▸ **TASK**:
Write out each line in which the string "title" is present.

▸ **MATERIAL FOR THE TASK**:
# # # #

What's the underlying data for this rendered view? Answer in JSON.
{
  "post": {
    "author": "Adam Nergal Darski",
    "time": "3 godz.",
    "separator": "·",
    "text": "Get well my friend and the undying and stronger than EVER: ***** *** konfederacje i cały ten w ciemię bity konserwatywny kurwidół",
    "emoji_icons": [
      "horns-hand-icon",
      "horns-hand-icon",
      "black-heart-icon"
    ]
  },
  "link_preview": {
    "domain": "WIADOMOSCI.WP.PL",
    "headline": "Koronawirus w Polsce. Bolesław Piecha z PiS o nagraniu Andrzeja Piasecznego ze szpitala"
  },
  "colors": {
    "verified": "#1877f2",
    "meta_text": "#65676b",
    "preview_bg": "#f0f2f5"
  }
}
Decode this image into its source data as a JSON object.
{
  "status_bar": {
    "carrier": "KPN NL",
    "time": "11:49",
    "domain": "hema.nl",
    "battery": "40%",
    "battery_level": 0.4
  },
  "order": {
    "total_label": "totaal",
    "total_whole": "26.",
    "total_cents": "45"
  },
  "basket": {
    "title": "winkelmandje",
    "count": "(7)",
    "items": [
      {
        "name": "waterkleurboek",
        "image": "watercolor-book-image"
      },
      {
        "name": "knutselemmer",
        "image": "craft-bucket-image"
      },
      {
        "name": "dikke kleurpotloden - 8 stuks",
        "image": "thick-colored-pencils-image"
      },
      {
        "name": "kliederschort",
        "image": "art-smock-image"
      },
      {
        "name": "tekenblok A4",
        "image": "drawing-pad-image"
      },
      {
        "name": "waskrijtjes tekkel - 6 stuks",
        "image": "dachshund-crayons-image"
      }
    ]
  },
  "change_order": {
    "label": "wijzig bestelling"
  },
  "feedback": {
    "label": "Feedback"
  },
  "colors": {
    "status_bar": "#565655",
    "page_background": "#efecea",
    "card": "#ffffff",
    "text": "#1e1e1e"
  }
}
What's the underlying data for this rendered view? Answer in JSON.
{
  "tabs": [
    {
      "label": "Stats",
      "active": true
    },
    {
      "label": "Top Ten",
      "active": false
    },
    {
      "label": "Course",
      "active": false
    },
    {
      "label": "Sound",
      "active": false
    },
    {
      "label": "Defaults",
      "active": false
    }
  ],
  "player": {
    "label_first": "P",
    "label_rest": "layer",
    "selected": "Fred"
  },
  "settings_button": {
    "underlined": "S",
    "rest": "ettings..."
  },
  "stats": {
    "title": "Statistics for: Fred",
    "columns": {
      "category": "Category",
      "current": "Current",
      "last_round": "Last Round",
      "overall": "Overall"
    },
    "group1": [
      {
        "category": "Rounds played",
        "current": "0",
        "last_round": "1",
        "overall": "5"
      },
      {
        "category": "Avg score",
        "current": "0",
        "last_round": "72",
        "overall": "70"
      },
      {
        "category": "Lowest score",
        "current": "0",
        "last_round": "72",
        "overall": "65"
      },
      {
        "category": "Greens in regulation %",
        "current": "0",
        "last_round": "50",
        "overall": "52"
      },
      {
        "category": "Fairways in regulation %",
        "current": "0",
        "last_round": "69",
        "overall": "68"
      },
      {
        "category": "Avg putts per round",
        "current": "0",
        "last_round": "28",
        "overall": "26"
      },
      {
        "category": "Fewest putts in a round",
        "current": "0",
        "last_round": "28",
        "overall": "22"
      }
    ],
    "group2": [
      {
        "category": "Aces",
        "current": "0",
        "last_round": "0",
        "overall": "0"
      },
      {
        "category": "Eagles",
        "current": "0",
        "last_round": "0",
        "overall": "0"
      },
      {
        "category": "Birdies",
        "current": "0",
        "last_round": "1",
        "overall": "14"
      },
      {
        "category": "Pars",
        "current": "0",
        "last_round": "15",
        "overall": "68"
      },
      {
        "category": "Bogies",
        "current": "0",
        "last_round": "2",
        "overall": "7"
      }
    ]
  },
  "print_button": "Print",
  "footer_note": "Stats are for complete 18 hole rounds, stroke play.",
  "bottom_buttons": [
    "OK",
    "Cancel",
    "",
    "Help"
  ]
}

# # # #

▸ **SOLUTION TO THIS TASK**:
    "title": "winkelmandje",
    "title": "Statistics for: Fred",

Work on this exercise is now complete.